[Objective] Gather the lines from the material that contain "JSON".

[Raw records]
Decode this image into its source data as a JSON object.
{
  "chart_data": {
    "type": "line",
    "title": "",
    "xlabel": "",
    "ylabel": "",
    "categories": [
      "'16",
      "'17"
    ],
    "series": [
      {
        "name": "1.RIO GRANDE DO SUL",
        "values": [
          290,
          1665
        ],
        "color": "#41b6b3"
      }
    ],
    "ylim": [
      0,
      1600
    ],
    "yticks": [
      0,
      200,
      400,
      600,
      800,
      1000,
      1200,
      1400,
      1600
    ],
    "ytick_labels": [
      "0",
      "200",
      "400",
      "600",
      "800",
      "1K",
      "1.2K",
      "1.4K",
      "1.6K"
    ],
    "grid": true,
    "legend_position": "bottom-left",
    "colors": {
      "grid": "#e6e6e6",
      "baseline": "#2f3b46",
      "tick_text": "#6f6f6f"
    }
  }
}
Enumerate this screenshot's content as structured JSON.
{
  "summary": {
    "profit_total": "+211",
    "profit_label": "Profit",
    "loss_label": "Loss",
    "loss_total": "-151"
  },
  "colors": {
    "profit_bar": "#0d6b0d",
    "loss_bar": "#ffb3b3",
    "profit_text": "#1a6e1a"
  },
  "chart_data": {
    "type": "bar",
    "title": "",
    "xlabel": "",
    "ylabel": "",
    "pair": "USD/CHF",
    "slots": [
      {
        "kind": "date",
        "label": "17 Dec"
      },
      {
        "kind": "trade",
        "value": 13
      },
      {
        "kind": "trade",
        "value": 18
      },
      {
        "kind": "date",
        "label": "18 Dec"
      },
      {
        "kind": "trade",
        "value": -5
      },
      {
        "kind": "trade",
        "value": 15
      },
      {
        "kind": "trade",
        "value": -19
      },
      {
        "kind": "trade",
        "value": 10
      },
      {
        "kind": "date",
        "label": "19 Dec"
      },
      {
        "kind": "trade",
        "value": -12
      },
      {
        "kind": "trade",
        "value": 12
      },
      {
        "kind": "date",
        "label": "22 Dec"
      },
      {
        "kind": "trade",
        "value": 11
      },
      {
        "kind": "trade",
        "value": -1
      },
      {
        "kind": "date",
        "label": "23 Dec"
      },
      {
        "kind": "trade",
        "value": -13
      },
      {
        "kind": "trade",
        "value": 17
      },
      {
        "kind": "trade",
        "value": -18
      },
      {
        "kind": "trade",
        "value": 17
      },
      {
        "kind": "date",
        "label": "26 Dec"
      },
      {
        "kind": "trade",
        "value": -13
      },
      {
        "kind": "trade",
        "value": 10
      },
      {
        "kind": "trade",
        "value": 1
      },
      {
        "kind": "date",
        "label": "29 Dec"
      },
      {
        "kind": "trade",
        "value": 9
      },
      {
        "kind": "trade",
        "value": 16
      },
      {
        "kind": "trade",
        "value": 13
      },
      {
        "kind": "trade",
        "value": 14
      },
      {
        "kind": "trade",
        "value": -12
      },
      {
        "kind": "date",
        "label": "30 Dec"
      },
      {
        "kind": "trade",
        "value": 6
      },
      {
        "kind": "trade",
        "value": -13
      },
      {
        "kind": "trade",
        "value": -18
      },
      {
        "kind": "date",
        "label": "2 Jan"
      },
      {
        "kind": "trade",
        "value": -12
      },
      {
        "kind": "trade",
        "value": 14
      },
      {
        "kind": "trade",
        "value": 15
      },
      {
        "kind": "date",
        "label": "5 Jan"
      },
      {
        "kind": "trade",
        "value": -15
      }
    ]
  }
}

[Problem solution]
Decode this image into its source data as a JSON object.
Enumerate this screenshot's content as structured JSON.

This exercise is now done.